▶ INSTRUCTIONS FOR THE TASK: Reproduce all entries precisely, down to the last character.

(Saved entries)
──────

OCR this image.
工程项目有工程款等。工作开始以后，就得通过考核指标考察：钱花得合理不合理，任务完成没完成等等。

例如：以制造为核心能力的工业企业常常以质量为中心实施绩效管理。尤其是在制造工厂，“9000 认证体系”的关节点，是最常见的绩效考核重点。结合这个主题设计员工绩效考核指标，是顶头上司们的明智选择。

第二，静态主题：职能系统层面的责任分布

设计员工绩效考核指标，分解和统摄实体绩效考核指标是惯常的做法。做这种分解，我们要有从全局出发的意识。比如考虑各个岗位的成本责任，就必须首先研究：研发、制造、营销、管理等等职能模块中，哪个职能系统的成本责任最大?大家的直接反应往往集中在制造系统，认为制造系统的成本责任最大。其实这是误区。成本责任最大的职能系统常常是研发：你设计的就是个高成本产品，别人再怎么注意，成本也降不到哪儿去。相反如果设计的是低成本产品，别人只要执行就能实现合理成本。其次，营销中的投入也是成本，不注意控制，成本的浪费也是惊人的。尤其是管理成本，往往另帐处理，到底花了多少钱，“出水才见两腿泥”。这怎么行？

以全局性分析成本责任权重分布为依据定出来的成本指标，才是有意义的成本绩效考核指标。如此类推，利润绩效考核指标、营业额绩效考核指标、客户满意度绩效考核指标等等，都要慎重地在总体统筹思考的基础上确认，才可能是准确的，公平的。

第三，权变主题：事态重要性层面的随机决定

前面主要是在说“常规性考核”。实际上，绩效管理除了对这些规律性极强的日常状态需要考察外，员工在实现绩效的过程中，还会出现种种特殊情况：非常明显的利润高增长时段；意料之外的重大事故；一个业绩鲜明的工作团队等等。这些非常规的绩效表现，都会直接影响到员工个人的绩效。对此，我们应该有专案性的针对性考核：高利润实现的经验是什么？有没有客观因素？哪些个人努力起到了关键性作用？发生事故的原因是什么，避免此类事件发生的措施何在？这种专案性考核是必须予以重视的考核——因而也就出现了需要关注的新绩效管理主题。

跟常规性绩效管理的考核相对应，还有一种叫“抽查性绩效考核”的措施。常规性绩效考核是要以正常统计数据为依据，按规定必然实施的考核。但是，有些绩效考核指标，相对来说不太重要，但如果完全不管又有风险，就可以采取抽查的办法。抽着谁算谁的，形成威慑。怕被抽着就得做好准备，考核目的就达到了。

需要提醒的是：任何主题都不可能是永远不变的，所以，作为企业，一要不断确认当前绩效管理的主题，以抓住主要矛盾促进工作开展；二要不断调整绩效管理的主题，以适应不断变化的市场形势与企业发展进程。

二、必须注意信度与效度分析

──────

▶ ANSWER TO THIS EXERCISE:
OCR this image.
工程项目有工程款等。工作开始以后，就得通过考核指标考察：钱花得合理不合理，任务完成没完成等等。

例如：以制造为核心能力的工业企业常常以质量为中心实施绩效管理。尤其是在制造工厂，“9000 认证体系”的关节点，是最常见的绩效考核重点。结合这个主题设计员工绩效考核指标，是顶头上司们的明智选择。

第二，静态主题：职能系统层面的责任分布

设计员工绩效考核指标，分解和统摄实体绩效考核指标是惯常的做法。做这种分解，我们要有从全局出发的意识。比如考虑各个岗位的成本责任，就必须首先研究：研发、制造、营销、管理等等职能模块中，哪个职能系统的成本责任最大?大家的直接反应往往集中在制造系统，认为制造系统的成本责任最大。其实这是误区。成本责任最大的职能系统常常是研发：你设计的就是个高成本产品，别人再怎么注意，成本也降不到哪儿去。相反如果设计的是低成本产品，别人只要执行就能实现合理成本。其次，营销中的投入也是成本，不注意控制，成本的浪费也是惊人的。尤其是管理成本，往往另帐处理，到底花了多少钱，“出水才见两腿泥”。这怎么行？

以全局性分析成本责任权重分布为依据定出来的成本指标，才是有意义的成本绩效考核指标。如此类推，利润绩效考核指标、营业额绩效考核指标、客户满意度绩效考核指标等等，都要慎重地在总体统筹思考的基础上确认，才可能是准确的，公平的。

第三，权变主题：事态重要性层面的随机决定

前面主要是在说“常规性考核”。实际上，绩效管理除了对这些规律性极强的日常状态需要考察外，员工在实现绩效的过程中，还会出现种种特殊情况：非常明显的利润高增长时段；意料之外的重大事故；一个业绩鲜明的工作团队等等。这些非常规的绩效表现，都会直接影响到员工个人的绩效。对此，我们应该有专案性的针对性考核：高利润实现的经验是什么？有没有客观因素？哪些个人努力起到了关键性作用？发生事故的原因是什么，避免此类事件发生的措施何在？这种专案性考核是必须予以重视的考核——因而也就出现了需要关注的新绩效管理主题。

跟常规性绩效管理的考核相对应，还有一种叫“抽查性绩效考核”的措施。常规性绩效考核是要以正常统计数据为依据，按规定必然实施的考核。但是，有些绩效考核指标，相对来说不太重要，但如果完全不管又有风险，就可以采取抽查的办法。抽着谁算谁的，形成威慑。怕被抽着就得做好准备，考核目的就达到了。

需要提醒的是：任何主题都不可能是永远不变的，所以，作为企业，一要不断确认当前绩效管理的主题，以抓住主要矛盾促进工作开展；二要不断调整绩效管理的主题，以适应不断变化的市场形势与企业发展进程。

二、必须注意信度与效度分析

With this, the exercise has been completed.